Below is a listing; reproduce each line of it exactly.

Supplied records ▸
────────────────

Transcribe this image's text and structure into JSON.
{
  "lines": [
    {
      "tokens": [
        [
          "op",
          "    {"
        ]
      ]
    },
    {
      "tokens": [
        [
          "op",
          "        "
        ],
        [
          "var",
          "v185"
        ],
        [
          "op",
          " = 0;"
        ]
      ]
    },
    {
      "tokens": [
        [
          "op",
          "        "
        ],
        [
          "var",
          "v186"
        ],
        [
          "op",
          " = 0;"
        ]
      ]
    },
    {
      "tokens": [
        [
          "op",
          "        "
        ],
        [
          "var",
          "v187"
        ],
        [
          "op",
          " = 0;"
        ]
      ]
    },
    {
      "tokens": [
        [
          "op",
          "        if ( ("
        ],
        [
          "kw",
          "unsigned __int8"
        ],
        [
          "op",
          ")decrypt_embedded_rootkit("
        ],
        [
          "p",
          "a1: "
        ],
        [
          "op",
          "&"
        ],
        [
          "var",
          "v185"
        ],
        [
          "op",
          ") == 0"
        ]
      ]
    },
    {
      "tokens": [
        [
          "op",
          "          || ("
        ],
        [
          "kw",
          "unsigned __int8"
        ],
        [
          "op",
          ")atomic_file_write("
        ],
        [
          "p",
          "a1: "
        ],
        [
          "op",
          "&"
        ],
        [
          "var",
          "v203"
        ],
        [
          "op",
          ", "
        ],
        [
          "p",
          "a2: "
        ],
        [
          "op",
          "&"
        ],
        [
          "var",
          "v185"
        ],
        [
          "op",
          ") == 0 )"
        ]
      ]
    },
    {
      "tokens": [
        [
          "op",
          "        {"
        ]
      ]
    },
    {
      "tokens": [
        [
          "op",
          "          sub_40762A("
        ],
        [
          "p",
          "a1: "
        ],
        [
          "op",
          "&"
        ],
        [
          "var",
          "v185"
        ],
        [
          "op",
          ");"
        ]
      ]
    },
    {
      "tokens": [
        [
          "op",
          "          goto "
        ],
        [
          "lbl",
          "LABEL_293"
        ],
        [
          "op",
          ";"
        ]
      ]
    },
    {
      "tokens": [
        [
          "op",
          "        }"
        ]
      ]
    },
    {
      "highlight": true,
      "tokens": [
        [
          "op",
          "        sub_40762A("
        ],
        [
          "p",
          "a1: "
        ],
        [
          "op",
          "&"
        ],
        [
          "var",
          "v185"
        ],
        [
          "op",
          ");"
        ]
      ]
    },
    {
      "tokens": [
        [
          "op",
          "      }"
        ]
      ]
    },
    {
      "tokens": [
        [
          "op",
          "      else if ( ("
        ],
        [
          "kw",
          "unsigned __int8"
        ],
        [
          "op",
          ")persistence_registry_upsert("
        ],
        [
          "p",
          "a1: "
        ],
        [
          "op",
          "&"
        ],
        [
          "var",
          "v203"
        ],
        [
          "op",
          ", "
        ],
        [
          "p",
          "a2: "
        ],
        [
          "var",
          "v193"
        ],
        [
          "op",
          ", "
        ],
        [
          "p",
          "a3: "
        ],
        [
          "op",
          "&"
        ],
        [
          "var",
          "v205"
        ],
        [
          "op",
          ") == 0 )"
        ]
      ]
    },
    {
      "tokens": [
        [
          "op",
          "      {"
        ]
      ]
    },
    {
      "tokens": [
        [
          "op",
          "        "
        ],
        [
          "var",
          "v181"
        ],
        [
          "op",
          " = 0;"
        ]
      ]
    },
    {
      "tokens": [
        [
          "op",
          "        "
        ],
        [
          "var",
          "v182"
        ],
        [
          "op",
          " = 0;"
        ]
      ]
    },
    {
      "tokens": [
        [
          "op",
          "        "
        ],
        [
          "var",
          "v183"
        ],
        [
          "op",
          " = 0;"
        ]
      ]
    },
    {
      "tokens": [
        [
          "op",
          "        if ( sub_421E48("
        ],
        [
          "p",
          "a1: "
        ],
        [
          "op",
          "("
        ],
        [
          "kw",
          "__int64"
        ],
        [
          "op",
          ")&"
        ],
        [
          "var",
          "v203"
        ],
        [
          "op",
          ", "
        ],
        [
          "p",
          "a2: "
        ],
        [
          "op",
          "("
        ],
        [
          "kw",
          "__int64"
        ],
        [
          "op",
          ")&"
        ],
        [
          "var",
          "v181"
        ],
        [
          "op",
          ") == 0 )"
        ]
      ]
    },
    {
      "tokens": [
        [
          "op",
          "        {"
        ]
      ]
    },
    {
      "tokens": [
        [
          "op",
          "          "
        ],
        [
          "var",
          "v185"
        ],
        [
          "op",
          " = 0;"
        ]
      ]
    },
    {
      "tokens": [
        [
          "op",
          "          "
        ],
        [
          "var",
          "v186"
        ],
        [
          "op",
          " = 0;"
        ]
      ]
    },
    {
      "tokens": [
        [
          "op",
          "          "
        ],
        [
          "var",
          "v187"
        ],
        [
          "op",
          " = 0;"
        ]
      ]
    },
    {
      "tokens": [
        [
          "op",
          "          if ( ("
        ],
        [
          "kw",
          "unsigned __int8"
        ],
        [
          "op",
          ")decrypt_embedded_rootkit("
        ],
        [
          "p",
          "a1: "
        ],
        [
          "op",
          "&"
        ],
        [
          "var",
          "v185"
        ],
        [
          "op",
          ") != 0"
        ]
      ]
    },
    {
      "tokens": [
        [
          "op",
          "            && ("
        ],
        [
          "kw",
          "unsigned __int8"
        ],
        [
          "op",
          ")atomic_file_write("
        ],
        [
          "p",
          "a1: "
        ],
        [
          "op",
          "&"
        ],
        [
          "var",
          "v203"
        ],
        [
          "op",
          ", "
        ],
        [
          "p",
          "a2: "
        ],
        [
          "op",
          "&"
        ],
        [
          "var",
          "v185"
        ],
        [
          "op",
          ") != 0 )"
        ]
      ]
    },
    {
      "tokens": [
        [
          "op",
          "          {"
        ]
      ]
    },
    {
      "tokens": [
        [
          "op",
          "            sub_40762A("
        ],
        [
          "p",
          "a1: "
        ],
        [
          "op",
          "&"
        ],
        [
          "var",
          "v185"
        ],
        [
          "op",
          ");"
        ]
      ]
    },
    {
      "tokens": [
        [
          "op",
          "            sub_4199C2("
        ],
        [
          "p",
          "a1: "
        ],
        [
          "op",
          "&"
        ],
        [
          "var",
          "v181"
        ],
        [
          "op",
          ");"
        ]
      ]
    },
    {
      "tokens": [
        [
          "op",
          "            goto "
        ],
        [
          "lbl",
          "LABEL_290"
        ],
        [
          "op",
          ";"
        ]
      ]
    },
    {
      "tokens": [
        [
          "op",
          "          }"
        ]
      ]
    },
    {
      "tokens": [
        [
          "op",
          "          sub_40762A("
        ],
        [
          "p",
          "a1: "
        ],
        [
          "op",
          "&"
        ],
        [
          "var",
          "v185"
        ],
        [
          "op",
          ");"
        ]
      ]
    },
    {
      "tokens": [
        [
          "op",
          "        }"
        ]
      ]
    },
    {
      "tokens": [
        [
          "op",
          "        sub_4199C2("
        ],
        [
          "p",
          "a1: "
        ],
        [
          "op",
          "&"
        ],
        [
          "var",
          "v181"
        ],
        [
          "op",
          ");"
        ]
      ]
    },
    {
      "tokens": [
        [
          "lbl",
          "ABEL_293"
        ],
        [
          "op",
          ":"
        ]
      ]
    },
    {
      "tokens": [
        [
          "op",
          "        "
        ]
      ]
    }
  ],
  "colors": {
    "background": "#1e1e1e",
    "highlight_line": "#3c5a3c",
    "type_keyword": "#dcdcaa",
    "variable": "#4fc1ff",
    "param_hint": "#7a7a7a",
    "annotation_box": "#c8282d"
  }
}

────────────────

Exercise response ▸
Transcribe this image's text and structure into JSON.
{
  "lines": [
    {
      "tokens": [
        [
          "op",
          "    {"
        ]
      ]
    },
    {
      "tokens": [
        [
          "op",
          "        "
        ],
        [
          "var",
          "v185"
        ],
        [
          "op",
          " = 0;"
        ]
      ]
    },
    {
      "tokens": [
        [
          "op",
          "        "
        ],
        [
          "var",
          "v186"
        ],
        [
          "op",
          " = 0;"
        ]
      ]
    },
    {
      "tokens": [
        [
          "op",
          "        "
        ],
        [
          "var",
          "v187"
        ],
        [
          "op",
          " = 0;"
        ]
      ]
    },
    {
      "tokens": [
        [
          "op",
          "        if ( ("
        ],
        [
          "kw",
          "unsigned __int8"
        ],
        [
          "op",
          ")decrypt_embedded_rootkit("
        ],
        [
          "p",
          "a1: "
        ],
        [
          "op",
          "&"
        ],
        [
          "var",
          "v185"
        ],
        [
          "op",
          ") == 0"
        ]
      ]
    },
    {
      "tokens": [
        [
          "op",
          "          || ("
        ],
        [
          "kw",
          "unsigned __int8"
        ],
        [
          "op",
          ")atomic_file_write("
        ],
        [
          "p",
          "a1: "
        ],
        [
          "op",
          "&"
        ],
        [
          "var",
          "v203"
        ],
        [
          "op",
          ", "
        ],
        [
          "p",
          "a2: "
        ],
        [
          "op",
          "&"
        ],
        [
          "var",
          "v185"
        ],
        [
          "op",
          ") == 0 )"
        ]
      ]
    },
    {
      "tokens": [
        [
          "op",
          "        {"
        ]
      ]
    },
    {
      "tokens": [
        [
          "op",
          "          sub_40762A("
        ],
        [
          "p",
          "a1: "
        ],
        [
          "op",
          "&"
        ],
        [
          "var",
          "v185"
        ],
        [
          "op",
          ");"
        ]
      ]
    },
    {
      "tokens": [
        [
          "op",
          "          goto "
        ],
        [
          "lbl",
          "LABEL_293"
        ],
        [
          "op",
          ";"
        ]
      ]
    },
    {
      "tokens": [
        [
          "op",
          "        }"
        ]
      ]
    },
    {
      "highlight": true,
      "tokens": [
        [
          "op",
          "        sub_40762A("
        ],
        [
          "p",
          "a1: "
        ],
        [
          "op",
          "&"
        ],
        [
          "var",
          "v185"
        ],
        [
          "op",
          ");"
        ]
      ]
    },
    {
      "tokens": [
        [
          "op",
          "      }"
        ]
      ]
    },
    {
      "tokens": [
        [
          "op",
          "      else if ( ("
        ],
        [
          "kw",
          "unsigned __int8"
        ],
        [
          "op",
          ")persistence_registry_upsert("
        ],
        [
          "p",
          "a1: "
        ],
        [
          "op",
          "&"
        ],
        [
          "var",
          "v203"
        ],
        [
          "op",
          ", "
        ],
        [
          "p",
          "a2: "
        ],
        [
          "var",
          "v193"
        ],
        [
          "op",
          ", "
        ],
        [
          "p",
          "a3: "
        ],
        [
          "op",
          "&"
        ],
        [
          "var",
          "v205"
        ],
        [
          "op",
          ") == 0 )"
        ]
      ]
    },
    {
      "tokens": [
        [
          "op",
          "      {"
        ]
      ]
    },
    {
      "tokens": [
        [
          "op",
          "        "
        ],
        [
          "var",
          "v181"
        ],
        [
          "op",
          " = 0;"
        ]
      ]
    },
    {
      "tokens": [
        [
          "op",
          "        "
        ],
        [
          "var",
          "v182"
        ],
        [
          "op",
          " = 0;"
        ]
      ]
    },
    {
      "tokens": [
        [
          "op",
          "        "
        ],
        [
          "var",
          "v183"
        ],
        [
          "op",
          " = 0;"
        ]
      ]
    },
    {
      "tokens": [
        [
          "op",
          "        if ( sub_421E48("
        ],
        [
          "p",
          "a1: "
        ],
        [
          "op",
          "("
        ],
        [
          "kw",
          "__int64"
        ],
        [
          "op",
          ")&"
        ],
        [
          "var",
          "v203"
        ],
        [
          "op",
          ", "
        ],
        [
          "p",
          "a2: "
        ],
        [
          "op",
          "("
        ],
        [
          "kw",
          "__int64"
        ],
        [
          "op",
          ")&"
        ],
        [
          "var",
          "v181"
        ],
        [
          "op",
          ") == 0 )"
        ]
      ]
    },
    {
      "tokens": [
        [
          "op",
          "        {"
        ]
      ]
    },
    {
      "tokens": [
        [
          "op",
          "          "
        ],
        [
          "var",
          "v185"
        ],
        [
          "op",
          " = 0;"
        ]
      ]
    },
    {
      "tokens": [
        [
          "op",
          "          "
        ],
        [
          "var",
          "v186"
        ],
        [
          "op",
          " = 0;"
        ]
      ]
    },
    {
      "tokens": [
        [
          "op",
          "          "
        ],
        [
          "var",
          "v187"
        ],
        [
          "op",
          " = 0;"
        ]
      ]
    },
    {
      "tokens": [
        [
          "op",
          "          if ( ("
        ],
        [
          "kw",
          "unsigned __int8"
        ],
        [
          "op",
          ")decrypt_embedded_rootkit("
        ],
        [
          "p",
          "a1: "
        ],
        [
          "op",
          "&"
        ],
        [
          "var",
          "v185"
        ],
        [
          "op",
          ") != 0"
        ]
      ]
    },
    {
      "tokens": [
        [
          "op",
          "            && ("
        ],
        [
          "kw",
          "unsigned __int8"
        ],
        [
          "op",
          ")atomic_file_write("
        ],
        [
          "p",
          "a1: "
        ],
        [
          "op",
          "&"
        ],
        [
          "var",
          "v203"
        ],
        [
          "op",
          ", "
        ],
        [
          "p",
          "a2: "
        ],
        [
          "op",
          "&"
        ],
        [
          "var",
          "v185"
        ],
        [
          "op",
          ") != 0 )"
        ]
      ]
    },
    {
      "tokens": [
        [
          "op",
          "          {"
        ]
      ]
    },
    {
      "tokens": [
        [
          "op",
          "            sub_40762A("
        ],
        [
          "p",
          "a1: "
        ],
        [
          "op",
          "&"
        ],
        [
          "var",
          "v185"
        ],
        [
          "op",
          ");"
        ]
      ]
    },
    {
      "tokens": [
        [
          "op",
          "            sub_4199C2("
        ],
        [
          "p",
          "a1: "
        ],
        [
          "op",
          "&"
        ],
        [
          "var",
          "v181"
        ],
        [
          "op",
          ");"
        ]
      ]
    },
    {
      "tokens": [
        [
          "op",
          "            goto "
        ],
        [
          "lbl",
          "LABEL_290"
        ],
        [
          "op",
          ";"
        ]
      ]
    },
    {
      "tokens": [
        [
          "op",
          "          }"
        ]
      ]
    },
    {
      "tokens": [
        [
          "op",
          "          sub_40762A("
        ],
        [
          "p",
          "a1: "
        ],
        [
          "op",
          "&"
        ],
        [
          "var",
          "v185"
        ],
        [
          "op",
          ");"
        ]
      ]
    },
    {
      "tokens": [
        [
          "op",
          "        }"
        ]
      ]
    },
    {
      "tokens": [
        [
          "op",
          "        sub_4199C2("
        ],
        [
          "p",
          "a1: "
        ],
        [
          "op",
          "&"
        ],
        [
          "var",
          "v181"
        ],
        [
          "op",
          ");"
        ]
      ]
    },
    {
      "tokens": [
        [
          "lbl",
          "ABEL_293"
        ],
        [
          "op",
          ":"
        ]
      ]
    },
    {
      "tokens": [
        [
          "op",
          "        "
        ]
      ]
    }
  ],
  "colors": {
    "background": "#1e1e1e",
    "highlight_line": "#3c5a3c",
    "type_keyword": "#dcdcaa",
    "variable": "#4fc1ff",
    "param_hint": "#7a7a7a",
    "annotation_box": "#c8282d"
  }
}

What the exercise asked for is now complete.